Description of the task: Copy the lines below as they are; omit the images they contain.

----

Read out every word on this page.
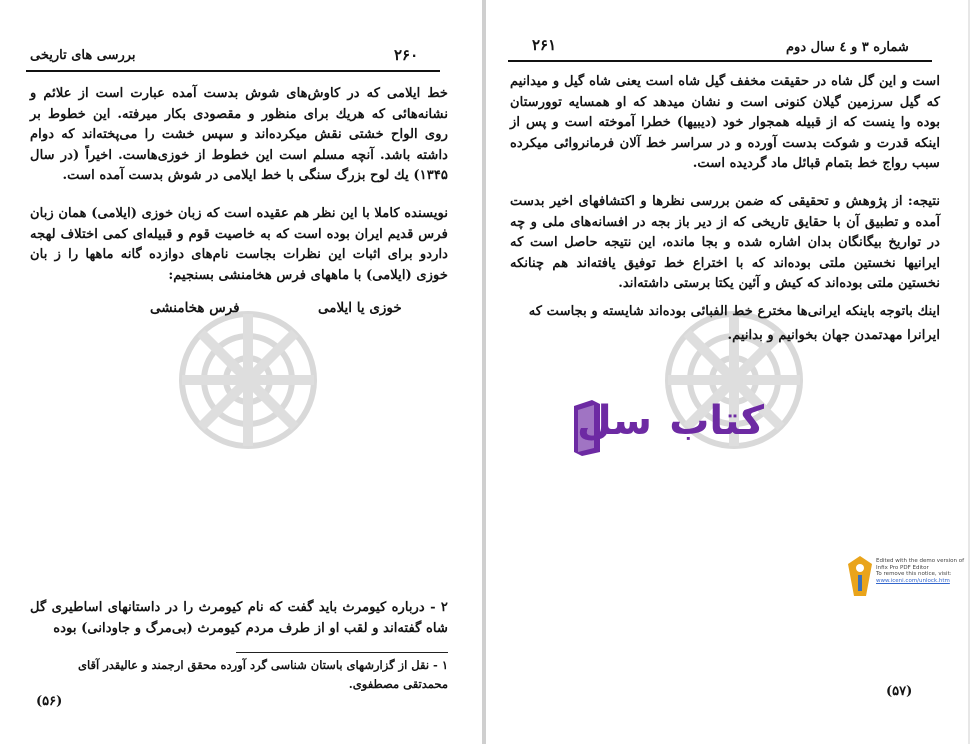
بررسی های تاریخی	۲۶۰

خط ایلامی که در کاوش‌های شوش بدست آمده عبارت است از علائم و نشانه‌هائی که هریك برای منظور و مقصودی بکار میرفته. این خطوط بر روی الواح خشتی نقش میکرده‌اند و سپس خشت را می‌پخته‌اند که دوام داشته باشد. آنچه مسلم است این خطوط از خوزی‌هاست. اخیراً (در سال ۱۳۴۵) یك لوح بزرگ سنگی با خط ایلامی در شوش بدست آمده است.

نویسنده کاملا با این نظر هم عقیده است که زبان خوزی (ایلامی) همان زبان فرس قدیم ایران بوده است که به خاصیت قوم و قبیله‌ای کمی اختلاف لهجه داردو برای اثبات این نظرات بجاست نام‌های دوازده گانه ماهها را ز بان خوزی (ایلامی) با ماههای فرس هخامنشی بسنجیم:

خوزی یا ایلامی
فرس هخامنشی

۲ - درباره کیومرث باید گفت که نام کیومرث را در داستانهای اساطیری گل شاه گفته‌اند و لقب او از طرف مردم کیومرث (بی‌مرگ و جاودانی) بوده

۱ - نقل از گزارشهای باستان شناسی گرد آورده محقق ارجمند و عالیقدر آقای محمدتقی مصطفوی.
(۵۶)
شماره ۳ و ٤ سال دوم
۲۶۱

است و این گل شاه در حقیقت مخفف گیل شاه است یعنی شاه گیل و میدانیم که گیل سرزمین گیلان کنونی است و نشان میدهد که او همسایه توورستان بوده وا ینست که از قبیله همجوار خود (دیبیها) خطرا آموخته است و پس از اینکه قدرت و شوکت بدست آورده و در سراسر خط آلان فرمانروائی میکرده سبب رواج خط بتمام قبائل ماد گردیده است.

نتیجه: از پژوهش و تحقیقی که ضمن بررسی نظرها و اکتشافهای اخیر بدست آمده و تطبیق آن با حقایق تاریخی که از دیر باز بجه در افسانه‌های ملی و چه در تواریخ بیگانگان بدان اشاره شده و بجا مانده، این نتیجه حاصل است که ایرانیها نخستین ملتی بوده‌اند که با اختراع خط توفیق یافته‌اند هم چنانکه نخستین ملتی بوده‌اند که کیش و آئین یکتا برستی داشته‌اند.

اینك باتوجه باینکه ایرانی‌ها مخترع خط الفبائی بوده‌اند شایسته و بجاست که

ایرانرا مهدتمدن جهان بخوانیم و بدانیم.

(۵۷)
کتاب
سل
Edited with the demo version of
Infix Pro PDF Editor
To remove this notice, visit:
www.iceni.com/unlock.htm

----

Solution to the exercise:
Read out every word on this page.
بررسی های تاریخی	۲۶۰

خط ایلامی که در کاوش‌های شوش بدست آمده عبارت است از علائم و نشانه‌هائی که هریك برای منظور و مقصودی بکار میرفته. این خطوط بر روی الواح خشتی نقش میکرده‌اند و سپس خشت را می‌پخته‌اند که دوام داشته باشد. آنچه مسلم است این خطوط از خوزی‌هاست. اخیراً (در سال ۱۳۴۵) یك لوح بزرگ سنگی با خط ایلامی در شوش بدست آمده است.

نویسنده کاملا با این نظر هم عقیده است که زبان خوزی (ایلامی) همان زبان فرس قدیم ایران بوده است که به خاصیت قوم و قبیله‌ای کمی اختلاف لهجه داردو برای اثبات این نظرات بجاست نام‌های دوازده گانه ماهها را ز بان خوزی (ایلامی) با ماههای فرس هخامنشی بسنجیم:

خوزی یا ایلامی
فرس هخامنشی

۲ - درباره کیومرث باید گفت که نام کیومرث را در داستانهای اساطیری گل شاه گفته‌اند و لقب او از طرف مردم کیومرث (بی‌مرگ و جاودانی) بوده

۱ - نقل از گزارشهای باستان شناسی گرد آورده محقق ارجمند و عالیقدر آقای محمدتقی مصطفوی.
(۵۶)
شماره ۳ و ٤ سال دوم
۲۶۱

است و این گل شاه در حقیقت مخفف گیل شاه است یعنی شاه گیل و میدانیم که گیل سرزمین گیلان کنونی است و نشان میدهد که او همسایه توورستان بوده وا ینست که از قبیله همجوار خود (دیبیها) خطرا آموخته است و پس از اینکه قدرت و شوکت بدست آورده و در سراسر خط آلان فرمانروائی میکرده سبب رواج خط بتمام قبائل ماد گردیده است.

نتیجه: از پژوهش و تحقیقی که ضمن بررسی نظرها و اکتشافهای اخیر بدست آمده و تطبیق آن با حقایق تاریخی که از دیر باز بجه در افسانه‌های ملی و چه در تواریخ بیگانگان بدان اشاره شده و بجا مانده، این نتیجه حاصل است که ایرانیها نخستین ملتی بوده‌اند که با اختراع خط توفیق یافته‌اند هم چنانکه نخستین ملتی بوده‌اند که کیش و آئین یکتا برستی داشته‌اند.

اینك باتوجه باینکه ایرانی‌ها مخترع خط الفبائی بوده‌اند شایسته و بجاست که

ایرانرا مهدتمدن جهان بخوانیم و بدانیم.

(۵۷)
کتاب
سل
Edited with the demo version of
Infix Pro PDF Editor
To remove this notice, visit:
www.iceni.com/unlock.htm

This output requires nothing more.